Trecho selecionado:
——

No Rio Grande do Sul temos apenas 1.630 UTIs. Em Porto Alegre, 610 UTIs adulto. Quase todos ocupados. Onde colocar os que precisarem de respiradores? Tensão a semana inteira, entre os últimos dias de março e primeiros de abril. Panelaços por todas as capitais. Chegam à Câmara os pedidos de impeachment, o Supremo recebe queixa – crime e encaminha à Procuradora Geral da República, simpatizantes do Presidente, comandados por empresários, saem às ruas em carreatas, dissemina-se o desgoverno. O epílogo moderador vem, sibilino, das eternas Forças Armadas, num movimento que só as décadas comprovarão, mas que levam Bolsonaro e os filhos ao desespero temperado com lágrimas: O general Braga Neto é o Presidente Operacional do Brasil. Carlucho 03 lamenta: “Voltamos ao socialismo”…Tempo ao tempo. Jeitinho brasileiro. Mas nada mais será como antes. O Presidente, que não queria ser a Rainha da Inglaterra, transformou-se no Príncipe Philip, seu consorte. Reina mas não governa.
O Governo de fato situa-se, então, próativo frente à crise socioeconômica. Arranha aqui, costura acolá, mas, acossado por Rodrigo Maia (Presidente da Câmara), pelas panelas, pela Mídia e por uma inimaginável reviravolta dos pensadores da Economia, até aqui aferrados ao denominado neoliberalismo mas que agora proclamam a urgência da vida sobre as contas públicas, abre-se o maior programa de apoio do Estado jamais visto. O elenco de medidas não caberia nesta coluna – mas vai segurar um pouco o tranco.

——

Dados de reconhecimento da estrutura de documentos
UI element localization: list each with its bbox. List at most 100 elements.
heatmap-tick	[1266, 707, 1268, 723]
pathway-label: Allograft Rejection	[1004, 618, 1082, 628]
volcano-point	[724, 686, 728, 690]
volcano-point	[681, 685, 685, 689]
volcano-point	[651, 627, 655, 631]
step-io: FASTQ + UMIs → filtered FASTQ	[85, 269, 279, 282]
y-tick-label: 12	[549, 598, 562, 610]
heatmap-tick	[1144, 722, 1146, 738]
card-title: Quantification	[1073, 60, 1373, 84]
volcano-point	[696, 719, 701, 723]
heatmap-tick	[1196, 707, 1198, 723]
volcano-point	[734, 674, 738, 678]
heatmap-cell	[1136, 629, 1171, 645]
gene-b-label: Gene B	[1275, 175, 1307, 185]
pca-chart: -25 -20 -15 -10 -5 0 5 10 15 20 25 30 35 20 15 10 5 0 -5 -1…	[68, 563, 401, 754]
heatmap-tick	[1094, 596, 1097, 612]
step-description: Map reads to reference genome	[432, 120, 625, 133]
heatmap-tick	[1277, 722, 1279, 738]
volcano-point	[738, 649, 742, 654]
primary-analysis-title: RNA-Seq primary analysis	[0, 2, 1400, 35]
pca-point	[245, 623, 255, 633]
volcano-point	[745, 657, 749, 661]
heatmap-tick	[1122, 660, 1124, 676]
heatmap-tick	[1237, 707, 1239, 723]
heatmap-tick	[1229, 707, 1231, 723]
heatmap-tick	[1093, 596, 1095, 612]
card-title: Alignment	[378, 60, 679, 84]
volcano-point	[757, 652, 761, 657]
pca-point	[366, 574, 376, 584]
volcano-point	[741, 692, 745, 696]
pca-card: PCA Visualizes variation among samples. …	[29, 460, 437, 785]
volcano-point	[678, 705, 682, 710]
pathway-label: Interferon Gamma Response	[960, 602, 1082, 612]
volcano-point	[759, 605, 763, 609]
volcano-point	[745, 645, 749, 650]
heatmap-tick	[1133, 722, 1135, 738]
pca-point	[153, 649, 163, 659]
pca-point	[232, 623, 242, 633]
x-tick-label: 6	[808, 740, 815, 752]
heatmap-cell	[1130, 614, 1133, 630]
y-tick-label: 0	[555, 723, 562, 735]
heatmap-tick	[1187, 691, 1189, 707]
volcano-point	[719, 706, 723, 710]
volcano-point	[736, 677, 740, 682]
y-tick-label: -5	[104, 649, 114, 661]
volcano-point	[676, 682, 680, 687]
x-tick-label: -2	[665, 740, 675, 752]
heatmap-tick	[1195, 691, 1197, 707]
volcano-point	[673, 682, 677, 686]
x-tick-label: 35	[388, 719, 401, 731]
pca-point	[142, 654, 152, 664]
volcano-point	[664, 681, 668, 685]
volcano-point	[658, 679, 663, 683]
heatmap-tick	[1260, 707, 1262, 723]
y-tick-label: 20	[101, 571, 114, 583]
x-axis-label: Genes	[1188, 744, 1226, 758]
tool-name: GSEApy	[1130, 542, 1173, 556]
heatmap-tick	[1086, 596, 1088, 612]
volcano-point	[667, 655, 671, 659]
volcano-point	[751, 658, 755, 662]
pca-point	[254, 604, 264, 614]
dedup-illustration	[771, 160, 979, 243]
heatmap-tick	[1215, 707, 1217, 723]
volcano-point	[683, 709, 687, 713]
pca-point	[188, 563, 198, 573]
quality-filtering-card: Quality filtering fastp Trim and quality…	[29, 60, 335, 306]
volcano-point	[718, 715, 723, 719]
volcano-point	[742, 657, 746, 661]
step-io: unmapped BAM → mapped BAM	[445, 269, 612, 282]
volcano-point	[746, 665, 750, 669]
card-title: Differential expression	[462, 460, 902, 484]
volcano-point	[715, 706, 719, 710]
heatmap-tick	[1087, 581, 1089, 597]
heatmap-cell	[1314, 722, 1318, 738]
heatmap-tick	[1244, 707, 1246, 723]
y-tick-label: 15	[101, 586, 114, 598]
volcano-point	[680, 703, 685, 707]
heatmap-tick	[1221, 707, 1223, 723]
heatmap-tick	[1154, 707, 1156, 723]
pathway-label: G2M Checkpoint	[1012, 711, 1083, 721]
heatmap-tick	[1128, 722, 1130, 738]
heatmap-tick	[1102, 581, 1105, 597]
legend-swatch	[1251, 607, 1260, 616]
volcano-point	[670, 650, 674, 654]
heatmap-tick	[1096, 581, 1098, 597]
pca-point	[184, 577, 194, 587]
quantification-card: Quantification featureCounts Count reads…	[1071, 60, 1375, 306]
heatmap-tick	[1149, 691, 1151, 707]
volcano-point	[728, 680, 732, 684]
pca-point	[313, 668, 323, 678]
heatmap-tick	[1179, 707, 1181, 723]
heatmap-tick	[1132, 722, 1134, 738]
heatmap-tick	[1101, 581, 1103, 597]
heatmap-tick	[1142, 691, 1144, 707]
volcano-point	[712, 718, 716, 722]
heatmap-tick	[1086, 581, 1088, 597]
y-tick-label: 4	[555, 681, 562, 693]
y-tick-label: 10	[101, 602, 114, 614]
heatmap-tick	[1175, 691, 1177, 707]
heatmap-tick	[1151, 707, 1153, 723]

——

De acordo com o trecho selecionado, quem é apontado como o Presidente Operacional do Brasil?

O general Braga Neto.